**** Given entries ****
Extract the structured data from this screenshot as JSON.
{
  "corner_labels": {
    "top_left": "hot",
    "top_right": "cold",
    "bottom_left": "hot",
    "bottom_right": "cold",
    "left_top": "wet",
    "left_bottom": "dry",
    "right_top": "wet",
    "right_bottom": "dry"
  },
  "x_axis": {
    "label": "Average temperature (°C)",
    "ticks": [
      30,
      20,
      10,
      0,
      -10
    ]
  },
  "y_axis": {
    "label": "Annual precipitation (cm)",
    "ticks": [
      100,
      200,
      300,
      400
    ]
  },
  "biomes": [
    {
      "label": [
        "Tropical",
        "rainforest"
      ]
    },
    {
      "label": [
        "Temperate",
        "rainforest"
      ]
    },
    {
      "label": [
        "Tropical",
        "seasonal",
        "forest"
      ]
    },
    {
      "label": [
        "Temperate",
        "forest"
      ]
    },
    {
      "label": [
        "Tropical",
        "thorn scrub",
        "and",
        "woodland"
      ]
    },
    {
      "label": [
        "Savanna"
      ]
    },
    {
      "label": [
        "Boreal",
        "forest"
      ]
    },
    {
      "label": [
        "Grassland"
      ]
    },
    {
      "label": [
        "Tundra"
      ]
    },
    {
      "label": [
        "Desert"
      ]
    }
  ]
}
****
### [Exercise aim]
Extract every entry in the listing word for word.

### [Response to this task]
Extract the structured data from this screenshot as JSON.
{
  "corner_labels": {
    "top_left": "hot",
    "top_right": "cold",
    "bottom_left": "hot",
    "bottom_right": "cold",
    "left_top": "wet",
    "left_bottom": "dry",
    "right_top": "wet",
    "right_bottom": "dry"
  },
  "x_axis": {
    "label": "Average temperature (°C)",
    "ticks": [
      30,
      20,
      10,
      0,
      -10
    ]
  },
  "y_axis": {
    "label": "Annual precipitation (cm)",
    "ticks": [
      100,
      200,
      300,
      400
    ]
  },
  "biomes": [
    {
      "label": [
        "Tropical",
        "rainforest"
      ]
    },
    {
      "label": [
        "Temperate",
        "rainforest"
      ]
    },
    {
      "label": [
        "Tropical",
        "seasonal",
        "forest"
      ]
    },
    {
      "label": [
        "Temperate",
        "forest"
      ]
    },
    {
      "label": [
        "Tropical",
        "thorn scrub",
        "and",
        "woodland"
      ]
    },
    {
      "label": [
        "Savanna"
      ]
    },
    {
      "label": [
        "Boreal",
        "forest"
      ]
    },
    {
      "label": [
        "Grassland"
      ]
    },
    {
      "label": [
        "Tundra"
      ]
    },
    {
      "label": [
        "Desert"
      ]
    }
  ]
}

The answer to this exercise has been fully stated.